[Dataset items]
** BEGIN **
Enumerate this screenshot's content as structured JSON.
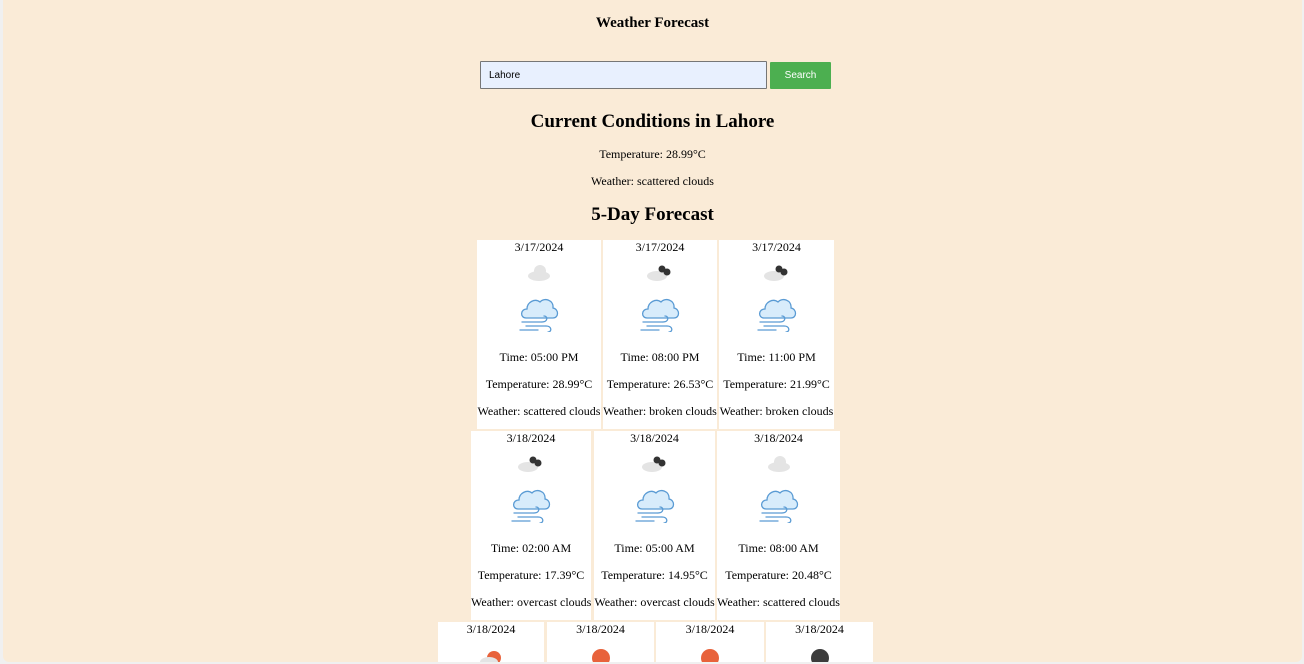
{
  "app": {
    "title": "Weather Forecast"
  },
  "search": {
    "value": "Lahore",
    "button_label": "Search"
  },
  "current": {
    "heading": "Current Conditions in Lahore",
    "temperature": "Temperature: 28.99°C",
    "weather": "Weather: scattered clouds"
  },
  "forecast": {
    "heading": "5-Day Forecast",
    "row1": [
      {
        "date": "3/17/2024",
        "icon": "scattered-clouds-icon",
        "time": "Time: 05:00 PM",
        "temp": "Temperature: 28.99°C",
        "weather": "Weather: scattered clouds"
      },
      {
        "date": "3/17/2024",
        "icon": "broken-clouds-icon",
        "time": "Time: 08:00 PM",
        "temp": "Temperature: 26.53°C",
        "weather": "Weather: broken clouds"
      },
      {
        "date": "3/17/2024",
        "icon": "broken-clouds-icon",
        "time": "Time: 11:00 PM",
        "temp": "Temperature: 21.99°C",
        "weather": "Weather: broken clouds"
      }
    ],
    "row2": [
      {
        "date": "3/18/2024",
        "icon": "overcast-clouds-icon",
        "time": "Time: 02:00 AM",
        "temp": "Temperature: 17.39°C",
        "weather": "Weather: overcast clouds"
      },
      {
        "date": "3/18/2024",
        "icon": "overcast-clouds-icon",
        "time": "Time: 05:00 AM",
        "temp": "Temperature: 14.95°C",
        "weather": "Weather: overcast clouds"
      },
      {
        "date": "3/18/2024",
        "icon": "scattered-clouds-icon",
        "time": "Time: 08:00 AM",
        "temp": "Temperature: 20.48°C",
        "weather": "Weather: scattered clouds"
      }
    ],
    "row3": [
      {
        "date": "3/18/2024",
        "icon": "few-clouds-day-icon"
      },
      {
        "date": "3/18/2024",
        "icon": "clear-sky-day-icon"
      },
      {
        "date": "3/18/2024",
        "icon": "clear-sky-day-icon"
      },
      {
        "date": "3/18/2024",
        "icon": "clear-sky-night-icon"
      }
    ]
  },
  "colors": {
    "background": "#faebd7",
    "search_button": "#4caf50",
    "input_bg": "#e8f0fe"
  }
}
** END **
** BEGIN **
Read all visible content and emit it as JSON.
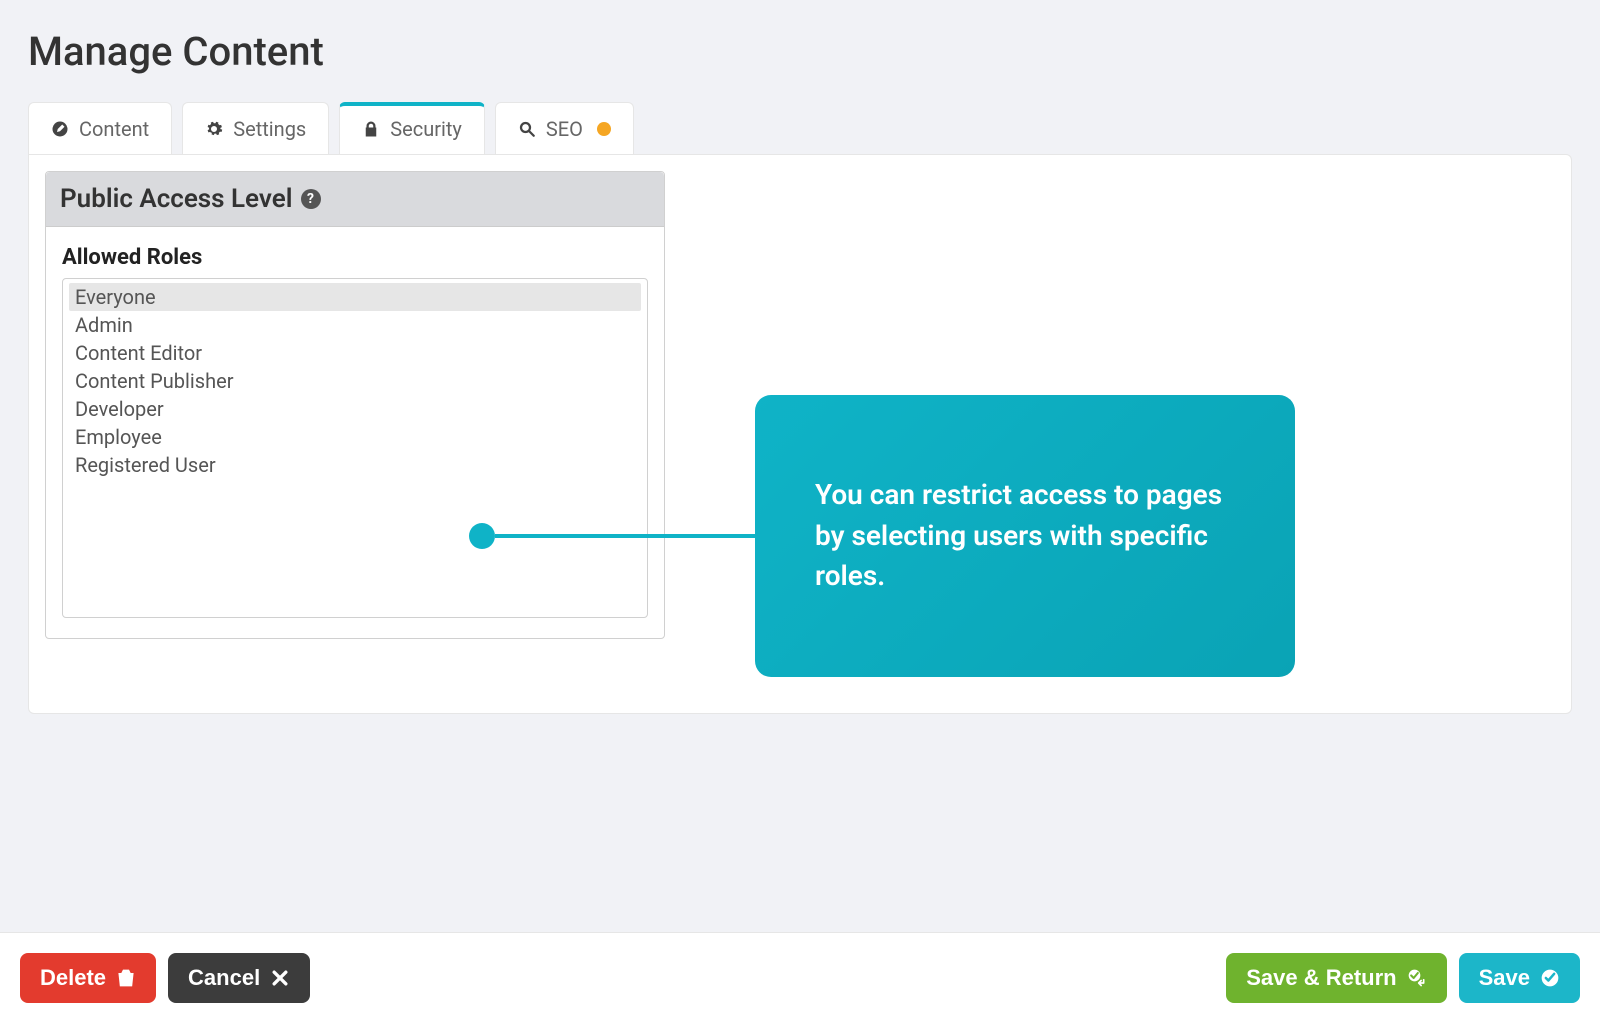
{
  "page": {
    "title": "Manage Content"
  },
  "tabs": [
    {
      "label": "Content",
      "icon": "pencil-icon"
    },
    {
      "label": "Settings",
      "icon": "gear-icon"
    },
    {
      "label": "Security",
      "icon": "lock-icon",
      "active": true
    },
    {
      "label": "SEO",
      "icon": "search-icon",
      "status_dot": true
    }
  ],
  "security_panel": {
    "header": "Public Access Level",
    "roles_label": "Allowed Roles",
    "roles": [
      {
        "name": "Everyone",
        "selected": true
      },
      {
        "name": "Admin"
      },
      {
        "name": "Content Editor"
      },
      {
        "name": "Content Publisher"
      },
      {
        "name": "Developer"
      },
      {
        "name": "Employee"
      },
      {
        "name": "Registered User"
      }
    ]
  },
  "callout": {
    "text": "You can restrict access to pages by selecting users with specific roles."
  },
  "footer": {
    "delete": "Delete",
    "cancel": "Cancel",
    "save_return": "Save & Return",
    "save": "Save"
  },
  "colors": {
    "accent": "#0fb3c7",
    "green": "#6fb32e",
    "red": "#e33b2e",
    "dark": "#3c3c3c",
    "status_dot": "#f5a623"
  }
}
** END **
[Exercise prompt]: Report how many lines in the listing include the word "JSON". Give nothing but the count.

[Reply to the task]: 2